• [Direction]: Write out the listing exactly as it is given.
[Start of Raw data]
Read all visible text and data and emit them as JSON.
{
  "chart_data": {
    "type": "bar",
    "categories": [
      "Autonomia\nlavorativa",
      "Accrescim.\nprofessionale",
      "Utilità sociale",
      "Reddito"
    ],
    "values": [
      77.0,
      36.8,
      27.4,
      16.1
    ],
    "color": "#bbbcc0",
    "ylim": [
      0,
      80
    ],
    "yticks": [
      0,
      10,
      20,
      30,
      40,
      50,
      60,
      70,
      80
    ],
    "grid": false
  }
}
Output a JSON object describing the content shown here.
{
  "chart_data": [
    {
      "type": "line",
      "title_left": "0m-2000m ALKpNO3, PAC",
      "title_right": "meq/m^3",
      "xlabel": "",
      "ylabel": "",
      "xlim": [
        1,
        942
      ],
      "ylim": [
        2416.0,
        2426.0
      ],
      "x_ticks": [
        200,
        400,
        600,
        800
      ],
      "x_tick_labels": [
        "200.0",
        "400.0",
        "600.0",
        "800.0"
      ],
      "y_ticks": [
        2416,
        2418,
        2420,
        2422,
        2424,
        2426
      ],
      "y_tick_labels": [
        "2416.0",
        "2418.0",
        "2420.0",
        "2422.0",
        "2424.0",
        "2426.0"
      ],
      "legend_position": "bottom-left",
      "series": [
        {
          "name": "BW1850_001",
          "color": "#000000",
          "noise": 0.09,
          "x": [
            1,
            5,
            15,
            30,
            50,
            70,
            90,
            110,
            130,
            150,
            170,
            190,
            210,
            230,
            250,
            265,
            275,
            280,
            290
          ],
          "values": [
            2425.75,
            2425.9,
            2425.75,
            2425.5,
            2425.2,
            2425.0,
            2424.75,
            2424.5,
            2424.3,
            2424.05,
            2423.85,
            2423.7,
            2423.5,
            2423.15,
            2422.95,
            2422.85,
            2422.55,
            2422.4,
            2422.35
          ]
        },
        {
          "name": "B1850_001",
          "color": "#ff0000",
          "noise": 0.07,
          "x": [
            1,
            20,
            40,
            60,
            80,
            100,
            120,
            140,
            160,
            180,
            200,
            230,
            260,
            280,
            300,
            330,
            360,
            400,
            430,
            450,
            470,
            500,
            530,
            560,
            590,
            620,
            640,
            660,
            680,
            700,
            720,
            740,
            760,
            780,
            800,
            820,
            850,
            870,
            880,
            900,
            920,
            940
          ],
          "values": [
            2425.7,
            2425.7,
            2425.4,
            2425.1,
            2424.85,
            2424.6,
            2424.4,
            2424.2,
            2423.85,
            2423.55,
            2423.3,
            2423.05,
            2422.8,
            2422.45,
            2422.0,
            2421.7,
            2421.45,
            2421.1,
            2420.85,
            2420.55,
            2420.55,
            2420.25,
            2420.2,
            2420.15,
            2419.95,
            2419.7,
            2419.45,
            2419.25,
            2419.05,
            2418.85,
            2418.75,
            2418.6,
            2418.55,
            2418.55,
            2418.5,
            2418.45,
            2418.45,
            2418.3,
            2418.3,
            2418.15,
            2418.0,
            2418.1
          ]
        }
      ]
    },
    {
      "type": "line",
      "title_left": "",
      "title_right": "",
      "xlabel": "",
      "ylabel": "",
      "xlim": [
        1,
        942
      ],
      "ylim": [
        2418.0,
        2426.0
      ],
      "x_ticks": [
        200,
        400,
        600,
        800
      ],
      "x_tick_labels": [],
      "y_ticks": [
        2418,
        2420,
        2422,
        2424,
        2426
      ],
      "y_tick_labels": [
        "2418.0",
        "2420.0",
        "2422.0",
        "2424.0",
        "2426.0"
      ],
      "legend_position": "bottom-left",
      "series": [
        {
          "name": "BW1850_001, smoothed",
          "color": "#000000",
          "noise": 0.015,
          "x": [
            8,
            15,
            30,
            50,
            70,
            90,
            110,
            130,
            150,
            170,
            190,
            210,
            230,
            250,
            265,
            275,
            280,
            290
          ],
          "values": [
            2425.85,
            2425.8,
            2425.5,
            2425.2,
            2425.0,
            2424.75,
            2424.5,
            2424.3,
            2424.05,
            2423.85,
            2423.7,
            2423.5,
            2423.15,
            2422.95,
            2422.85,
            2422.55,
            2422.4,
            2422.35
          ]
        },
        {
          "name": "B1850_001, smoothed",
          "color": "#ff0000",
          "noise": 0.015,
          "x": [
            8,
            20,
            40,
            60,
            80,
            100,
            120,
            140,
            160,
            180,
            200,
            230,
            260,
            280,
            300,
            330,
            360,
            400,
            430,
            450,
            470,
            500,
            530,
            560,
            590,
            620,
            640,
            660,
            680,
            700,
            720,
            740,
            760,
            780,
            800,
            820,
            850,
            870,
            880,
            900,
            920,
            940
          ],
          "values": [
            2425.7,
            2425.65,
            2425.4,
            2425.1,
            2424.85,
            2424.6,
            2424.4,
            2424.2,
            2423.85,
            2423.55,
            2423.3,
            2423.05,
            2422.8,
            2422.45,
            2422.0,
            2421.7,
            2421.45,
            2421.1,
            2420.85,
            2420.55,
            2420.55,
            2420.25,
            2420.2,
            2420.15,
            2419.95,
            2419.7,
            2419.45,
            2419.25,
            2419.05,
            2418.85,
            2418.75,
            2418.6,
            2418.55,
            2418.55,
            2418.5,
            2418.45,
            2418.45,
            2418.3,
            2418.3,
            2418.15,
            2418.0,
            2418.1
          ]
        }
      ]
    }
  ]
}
[End of Raw data]
• [Solution to the problem]:
Read all visible text and data and emit them as JSON.
{
  "chart_data": {
    "type": "bar",
    "categories": [
      "Autonomia\nlavorativa",
      "Accrescim.\nprofessionale",
      "Utilità sociale",
      "Reddito"
    ],
    "values": [
      77.0,
      36.8,
      27.4,
      16.1
    ],
    "color": "#bbbcc0",
    "ylim": [
      0,
      80
    ],
    "yticks": [
      0,
      10,
      20,
      30,
      40,
      50,
      60,
      70,
      80
    ],
    "grid": false
  }
}
Output a JSON object describing the content shown here.
{
  "chart_data": [
    {
      "type": "line",
      "title_left": "0m-2000m ALKpNO3, PAC",
      "title_right": "meq/m^3",
      "xlabel": "",
      "ylabel": "",
      "xlim": [
        1,
        942
      ],
      "ylim": [
        2416.0,
        2426.0
      ],
      "x_ticks": [
        200,
        400,
        600,
        800
      ],
      "x_tick_labels": [
        "200.0",
        "400.0",
        "600.0",
        "800.0"
      ],
      "y_ticks": [
        2416,
        2418,
        2420,
        2422,
        2424,
        2426
      ],
      "y_tick_labels": [
        "2416.0",
        "2418.0",
        "2420.0",
        "2422.0",
        "2424.0",
        "2426.0"
      ],
      "legend_position": "bottom-left",
      "series": [
        {
          "name": "BW1850_001",
          "color": "#000000",
          "noise": 0.09,
          "x": [
            1,
            5,
            15,
            30,
            50,
            70,
            90,
            110,
            130,
            150,
            170,
            190,
            210,
            230,
            250,
            265,
            275,
            280,
            290
          ],
          "values": [
            2425.75,
            2425.9,
            2425.75,
            2425.5,
            2425.2,
            2425.0,
            2424.75,
            2424.5,
            2424.3,
            2424.05,
            2423.85,
            2423.7,
            2423.5,
            2423.15,
            2422.95,
            2422.85,
            2422.55,
            2422.4,
            2422.35
          ]
        },
        {
          "name": "B1850_001",
          "color": "#ff0000",
          "noise": 0.07,
          "x": [
            1,
            20,
            40,
            60,
            80,
            100,
            120,
            140,
            160,
            180,
            200,
            230,
            260,
            280,
            300,
            330,
            360,
            400,
            430,
            450,
            470,
            500,
            530,
            560,
            590,
            620,
            640,
            660,
            680,
            700,
            720,
            740,
            760,
            780,
            800,
            820,
            850,
            870,
            880,
            900,
            920,
            940
          ],
          "values": [
            2425.7,
            2425.7,
            2425.4,
            2425.1,
            2424.85,
            2424.6,
            2424.4,
            2424.2,
            2423.85,
            2423.55,
            2423.3,
            2423.05,
            2422.8,
            2422.45,
            2422.0,
            2421.7,
            2421.45,
            2421.1,
            2420.85,
            2420.55,
            2420.55,
            2420.25,
            2420.2,
            2420.15,
            2419.95,
            2419.7,
            2419.45,
            2419.25,
            2419.05,
            2418.85,
            2418.75,
            2418.6,
            2418.55,
            2418.55,
            2418.5,
            2418.45,
            2418.45,
            2418.3,
            2418.3,
            2418.15,
            2418.0,
            2418.1
          ]
        }
      ]
    },
    {
      "type": "line",
      "title_left": "",
      "title_right": "",
      "xlabel": "",
      "ylabel": "",
      "xlim": [
        1,
        942
      ],
      "ylim": [
        2418.0,
        2426.0
      ],
      "x_ticks": [
        200,
        400,
        600,
        800
      ],
      "x_tick_labels": [],
      "y_ticks": [
        2418,
        2420,
        2422,
        2424,
        2426
      ],
      "y_tick_labels": [
        "2418.0",
        "2420.0",
        "2422.0",
        "2424.0",
        "2426.0"
      ],
      "legend_position": "bottom-left",
      "series": [
        {
          "name": "BW1850_001, smoothed",
          "color": "#000000",
          "noise": 0.015,
          "x": [
            8,
            15,
            30,
            50,
            70,
            90,
            110,
            130,
            150,
            170,
            190,
            210,
            230,
            250,
            265,
            275,
            280,
            290
          ],
          "values": [
            2425.85,
            2425.8,
            2425.5,
            2425.2,
            2425.0,
            2424.75,
            2424.5,
            2424.3,
            2424.05,
            2423.85,
            2423.7,
            2423.5,
            2423.15,
            2422.95,
            2422.85,
            2422.55,
            2422.4,
            2422.35
          ]
        },
        {
          "name": "B1850_001, smoothed",
          "color": "#ff0000",
          "noise": 0.015,
          "x": [
            8,
            20,
            40,
            60,
            80,
            100,
            120,
            140,
            160,
            180,
            200,
            230,
            260,
            280,
            300,
            330,
            360,
            400,
            430,
            450,
            470,
            500,
            530,
            560,
            590,
            620,
            640,
            660,
            680,
            700,
            720,
            740,
            760,
            780,
            800,
            820,
            850,
            870,
            880,
            900,
            920,
            940
          ],
          "values": [
            2425.7,
            2425.65,
            2425.4,
            2425.1,
            2424.85,
            2424.6,
            2424.4,
            2424.2,
            2423.85,
            2423.55,
            2423.3,
            2423.05,
            2422.8,
            2422.45,
            2422.0,
            2421.7,
            2421.45,
            2421.1,
            2420.85,
            2420.55,
            2420.55,
            2420.25,
            2420.2,
            2420.15,
            2419.95,
            2419.7,
            2419.45,
            2419.25,
            2419.05,
            2418.85,
            2418.75,
            2418.6,
            2418.55,
            2418.55,
            2418.5,
            2418.45,
            2418.45,
            2418.3,
            2418.3,
            2418.15,
            2418.0,
            2418.1
          ]
        }
      ]
    }
  ]
}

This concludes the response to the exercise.